* START Data listing *
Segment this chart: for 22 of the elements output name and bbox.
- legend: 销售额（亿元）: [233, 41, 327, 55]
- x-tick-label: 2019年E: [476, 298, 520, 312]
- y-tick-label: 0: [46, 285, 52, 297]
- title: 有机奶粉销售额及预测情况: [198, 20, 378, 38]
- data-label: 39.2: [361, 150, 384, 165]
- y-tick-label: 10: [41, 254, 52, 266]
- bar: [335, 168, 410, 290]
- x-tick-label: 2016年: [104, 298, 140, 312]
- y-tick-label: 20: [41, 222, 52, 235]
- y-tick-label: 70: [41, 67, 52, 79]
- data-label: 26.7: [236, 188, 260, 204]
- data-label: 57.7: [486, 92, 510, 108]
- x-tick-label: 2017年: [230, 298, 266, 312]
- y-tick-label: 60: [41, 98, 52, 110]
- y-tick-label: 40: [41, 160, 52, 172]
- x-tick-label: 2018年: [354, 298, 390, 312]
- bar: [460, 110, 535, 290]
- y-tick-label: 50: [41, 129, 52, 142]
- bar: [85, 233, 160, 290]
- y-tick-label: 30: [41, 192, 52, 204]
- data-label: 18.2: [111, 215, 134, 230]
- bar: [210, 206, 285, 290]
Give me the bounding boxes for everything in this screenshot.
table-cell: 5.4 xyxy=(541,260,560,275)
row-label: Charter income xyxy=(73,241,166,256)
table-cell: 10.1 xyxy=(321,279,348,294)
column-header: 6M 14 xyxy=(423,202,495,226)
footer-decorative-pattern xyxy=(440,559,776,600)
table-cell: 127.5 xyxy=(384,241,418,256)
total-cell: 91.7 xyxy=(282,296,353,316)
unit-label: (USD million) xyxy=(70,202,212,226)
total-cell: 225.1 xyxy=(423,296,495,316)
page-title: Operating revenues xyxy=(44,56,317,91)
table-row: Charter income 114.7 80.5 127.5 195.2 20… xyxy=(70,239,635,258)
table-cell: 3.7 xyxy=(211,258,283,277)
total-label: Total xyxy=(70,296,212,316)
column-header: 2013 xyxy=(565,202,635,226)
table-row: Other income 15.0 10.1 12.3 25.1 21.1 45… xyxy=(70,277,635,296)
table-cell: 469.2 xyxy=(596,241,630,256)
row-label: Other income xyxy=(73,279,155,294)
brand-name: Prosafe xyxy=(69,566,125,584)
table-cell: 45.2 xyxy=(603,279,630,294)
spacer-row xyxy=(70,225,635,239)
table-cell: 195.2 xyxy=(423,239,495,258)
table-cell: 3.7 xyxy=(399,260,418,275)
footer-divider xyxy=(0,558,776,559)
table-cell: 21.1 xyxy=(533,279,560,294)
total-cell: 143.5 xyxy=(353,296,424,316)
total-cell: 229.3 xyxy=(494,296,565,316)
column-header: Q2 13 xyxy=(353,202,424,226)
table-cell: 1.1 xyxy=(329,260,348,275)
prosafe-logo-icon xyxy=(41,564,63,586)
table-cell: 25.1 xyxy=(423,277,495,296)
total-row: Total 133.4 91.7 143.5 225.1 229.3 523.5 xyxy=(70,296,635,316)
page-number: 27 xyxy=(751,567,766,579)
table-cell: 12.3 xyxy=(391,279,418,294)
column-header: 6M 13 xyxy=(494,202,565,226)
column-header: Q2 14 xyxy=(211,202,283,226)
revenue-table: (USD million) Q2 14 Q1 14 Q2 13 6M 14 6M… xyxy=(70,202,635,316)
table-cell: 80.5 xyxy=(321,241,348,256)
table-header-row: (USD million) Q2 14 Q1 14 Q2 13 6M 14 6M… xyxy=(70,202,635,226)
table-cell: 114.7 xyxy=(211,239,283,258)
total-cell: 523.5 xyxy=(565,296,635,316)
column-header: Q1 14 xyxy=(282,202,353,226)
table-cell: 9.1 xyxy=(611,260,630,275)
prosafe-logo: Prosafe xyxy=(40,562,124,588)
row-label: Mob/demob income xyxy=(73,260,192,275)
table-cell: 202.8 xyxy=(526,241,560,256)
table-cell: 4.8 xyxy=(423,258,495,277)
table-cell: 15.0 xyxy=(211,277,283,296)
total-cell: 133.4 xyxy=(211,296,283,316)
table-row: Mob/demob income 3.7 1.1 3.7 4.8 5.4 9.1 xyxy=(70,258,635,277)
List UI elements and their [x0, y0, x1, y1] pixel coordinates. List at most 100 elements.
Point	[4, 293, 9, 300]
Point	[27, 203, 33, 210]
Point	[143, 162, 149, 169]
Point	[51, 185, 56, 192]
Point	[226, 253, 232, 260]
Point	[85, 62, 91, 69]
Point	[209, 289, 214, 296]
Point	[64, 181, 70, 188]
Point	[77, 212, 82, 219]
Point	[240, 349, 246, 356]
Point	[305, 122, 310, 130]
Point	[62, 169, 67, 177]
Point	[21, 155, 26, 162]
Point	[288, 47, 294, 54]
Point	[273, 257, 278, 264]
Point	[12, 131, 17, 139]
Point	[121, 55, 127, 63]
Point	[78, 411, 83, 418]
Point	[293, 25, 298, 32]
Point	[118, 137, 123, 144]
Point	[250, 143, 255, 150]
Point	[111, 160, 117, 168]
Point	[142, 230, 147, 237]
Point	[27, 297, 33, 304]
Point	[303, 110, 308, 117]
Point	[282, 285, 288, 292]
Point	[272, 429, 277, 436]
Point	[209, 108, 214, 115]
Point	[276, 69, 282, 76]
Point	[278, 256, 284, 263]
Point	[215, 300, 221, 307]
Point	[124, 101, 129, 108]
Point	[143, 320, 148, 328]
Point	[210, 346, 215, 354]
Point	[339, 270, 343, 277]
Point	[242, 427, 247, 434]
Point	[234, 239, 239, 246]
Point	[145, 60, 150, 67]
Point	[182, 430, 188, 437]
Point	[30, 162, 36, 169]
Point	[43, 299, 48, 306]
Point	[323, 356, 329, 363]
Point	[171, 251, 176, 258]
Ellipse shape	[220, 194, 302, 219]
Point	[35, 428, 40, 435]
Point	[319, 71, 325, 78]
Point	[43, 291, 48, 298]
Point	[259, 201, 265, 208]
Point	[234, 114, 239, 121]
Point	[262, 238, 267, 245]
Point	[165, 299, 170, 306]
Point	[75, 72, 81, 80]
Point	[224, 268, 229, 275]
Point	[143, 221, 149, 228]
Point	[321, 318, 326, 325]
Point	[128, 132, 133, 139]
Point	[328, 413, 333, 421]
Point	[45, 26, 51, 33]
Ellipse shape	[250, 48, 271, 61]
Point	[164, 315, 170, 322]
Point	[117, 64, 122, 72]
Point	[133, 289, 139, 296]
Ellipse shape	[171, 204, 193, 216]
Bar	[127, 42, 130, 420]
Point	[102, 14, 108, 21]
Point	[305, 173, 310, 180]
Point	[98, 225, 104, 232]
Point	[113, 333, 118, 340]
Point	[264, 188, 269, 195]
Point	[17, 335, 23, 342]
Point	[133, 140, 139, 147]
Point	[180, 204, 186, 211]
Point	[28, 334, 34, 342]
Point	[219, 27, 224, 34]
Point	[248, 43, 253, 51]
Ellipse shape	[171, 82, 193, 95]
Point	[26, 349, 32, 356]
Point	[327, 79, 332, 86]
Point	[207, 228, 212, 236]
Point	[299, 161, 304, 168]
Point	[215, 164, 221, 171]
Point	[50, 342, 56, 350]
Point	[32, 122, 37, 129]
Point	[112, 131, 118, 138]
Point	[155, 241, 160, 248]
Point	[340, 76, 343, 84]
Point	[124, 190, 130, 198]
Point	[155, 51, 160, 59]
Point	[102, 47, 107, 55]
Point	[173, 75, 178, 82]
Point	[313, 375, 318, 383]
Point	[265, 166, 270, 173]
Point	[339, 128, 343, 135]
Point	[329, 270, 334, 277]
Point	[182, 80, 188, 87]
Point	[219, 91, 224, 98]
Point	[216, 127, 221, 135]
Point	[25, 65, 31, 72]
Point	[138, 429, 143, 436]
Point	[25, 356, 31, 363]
* END Data listing *
Return, word for word, every line from the beginning of the entries through the line containing "- y-tick-label: 70: [41, 67, 52, 79]", with that line included.

Exercise answer:
Segment this chart: for 22 of the elements output name and bbox.
- legend: 销售额（亿元）: [233, 41, 327, 55]
- x-tick-label: 2019年E: [476, 298, 520, 312]
- y-tick-label: 0: [46, 285, 52, 297]
- title: 有机奶粉销售额及预测情况: [198, 20, 378, 38]
- data-label: 39.2: [361, 150, 384, 165]
- y-tick-label: 10: [41, 254, 52, 266]
- bar: [335, 168, 410, 290]
- x-tick-label: 2016年: [104, 298, 140, 312]
- y-tick-label: 20: [41, 222, 52, 235]
- y-tick-label: 70: [41, 67, 52, 79]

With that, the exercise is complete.